### PROBLEM TO SOLVE
Return all entries precisely as they stand, without the images.
>> Start DATA SUPPLIED
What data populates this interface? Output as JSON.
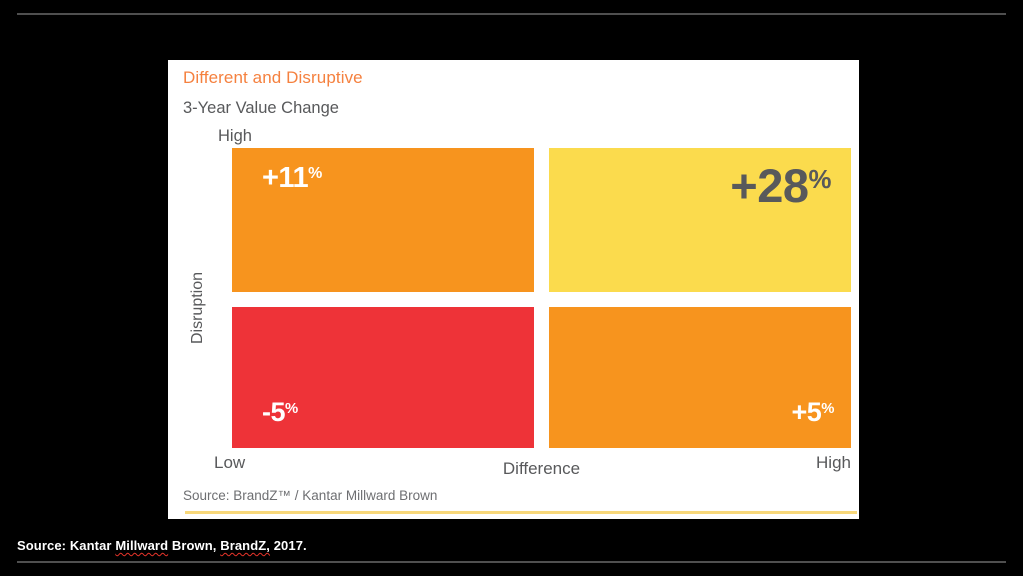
{
  "page": {
    "background": "#000000",
    "rule_color": "#4F4F4F"
  },
  "chart": {
    "title": "Different and Disruptive",
    "title_color": "#F5813F",
    "subtitle": "3-Year Value Change",
    "text_color": "#58595B",
    "y_axis_high": "High",
    "y_axis_label": "Disruption",
    "x_axis_low": "Low",
    "x_axis_label": "Difference",
    "x_axis_high": "High",
    "source": "Source: BrandZ™ / Kantar Millward Brown",
    "accent_rule_color": "#F8D87A",
    "quadrants": [
      {
        "id": "top-left",
        "num": "+11",
        "pct": "%",
        "bg": "#F7941E",
        "text_color": "#FFFFFF"
      },
      {
        "id": "top-right",
        "num": "+28",
        "pct": "%",
        "bg": "#FBDB4D",
        "text_color": "#58595B"
      },
      {
        "id": "bottom-left",
        "num": "-5",
        "pct": "%",
        "bg": "#EE3338",
        "text_color": "#FFFFFF"
      },
      {
        "id": "bottom-right",
        "num": "+5",
        "pct": "%",
        "bg": "#F7941E",
        "text_color": "#FFFFFF"
      }
    ]
  },
  "caption": {
    "segments": [
      {
        "text": "Source: Kantar ",
        "misspelled": false
      },
      {
        "text": "Millward",
        "misspelled": true
      },
      {
        "text": " Brown, ",
        "misspelled": false
      },
      {
        "text": "BrandZ,",
        "misspelled": true
      },
      {
        "text": " 2017.",
        "misspelled": false
      }
    ]
  },
  "chart_data": {
    "type": "heatmap",
    "title": "Different and Disruptive",
    "subtitle": "3-Year Value Change",
    "xlabel": "Difference",
    "ylabel": "Disruption",
    "x_categories": [
      "Low",
      "High"
    ],
    "y_categories": [
      "Low",
      "High"
    ],
    "cells": [
      {
        "x": "Low",
        "y": "High",
        "value_pct": 11,
        "label": "+11%",
        "color": "#F7941E"
      },
      {
        "x": "High",
        "y": "High",
        "value_pct": 28,
        "label": "+28%",
        "color": "#FBDB4D"
      },
      {
        "x": "Low",
        "y": "Low",
        "value_pct": -5,
        "label": "-5%",
        "color": "#EE3338"
      },
      {
        "x": "High",
        "y": "Low",
        "value_pct": 5,
        "label": "+5%",
        "color": "#F7941E"
      }
    ],
    "legend": "none",
    "grid": "off",
    "source": "Source: BrandZ™ / Kantar Millward Brown"
  }
}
>> End DATA SUPPLIED
### EXERCISE RESULT
What data populates this interface? Output as JSON.
{
  "page": {
    "background": "#000000",
    "rule_color": "#4F4F4F"
  },
  "chart": {
    "title": "Different and Disruptive",
    "title_color": "#F5813F",
    "subtitle": "3-Year Value Change",
    "text_color": "#58595B",
    "y_axis_high": "High",
    "y_axis_label": "Disruption",
    "x_axis_low": "Low",
    "x_axis_label": "Difference",
    "x_axis_high": "High",
    "source": "Source: BrandZ™ / Kantar Millward Brown",
    "accent_rule_color": "#F8D87A",
    "quadrants": [
      {
        "id": "top-left",
        "num": "+11",
        "pct": "%",
        "bg": "#F7941E",
        "text_color": "#FFFFFF"
      },
      {
        "id": "top-right",
        "num": "+28",
        "pct": "%",
        "bg": "#FBDB4D",
        "text_color": "#58595B"
      },
      {
        "id": "bottom-left",
        "num": "-5",
        "pct": "%",
        "bg": "#EE3338",
        "text_color": "#FFFFFF"
      },
      {
        "id": "bottom-right",
        "num": "+5",
        "pct": "%",
        "bg": "#F7941E",
        "text_color": "#FFFFFF"
      }
    ]
  },
  "caption": {
    "segments": [
      {
        "text": "Source: Kantar ",
        "misspelled": false
      },
      {
        "text": "Millward",
        "misspelled": true
      },
      {
        "text": " Brown, ",
        "misspelled": false
      },
      {
        "text": "BrandZ,",
        "misspelled": true
      },
      {
        "text": " 2017.",
        "misspelled": false
      }
    ]
  },
  "chart_data": {
    "type": "heatmap",
    "title": "Different and Disruptive",
    "subtitle": "3-Year Value Change",
    "xlabel": "Difference",
    "ylabel": "Disruption",
    "x_categories": [
      "Low",
      "High"
    ],
    "y_categories": [
      "Low",
      "High"
    ],
    "cells": [
      {
        "x": "Low",
        "y": "High",
        "value_pct": 11,
        "label": "+11%",
        "color": "#F7941E"
      },
      {
        "x": "High",
        "y": "High",
        "value_pct": 28,
        "label": "+28%",
        "color": "#FBDB4D"
      },
      {
        "x": "Low",
        "y": "Low",
        "value_pct": -5,
        "label": "-5%",
        "color": "#EE3338"
      },
      {
        "x": "High",
        "y": "Low",
        "value_pct": 5,
        "label": "+5%",
        "color": "#F7941E"
      }
    ],
    "legend": "none",
    "grid": "off",
    "source": "Source: BrandZ™ / Kantar Millward Brown"
  }
}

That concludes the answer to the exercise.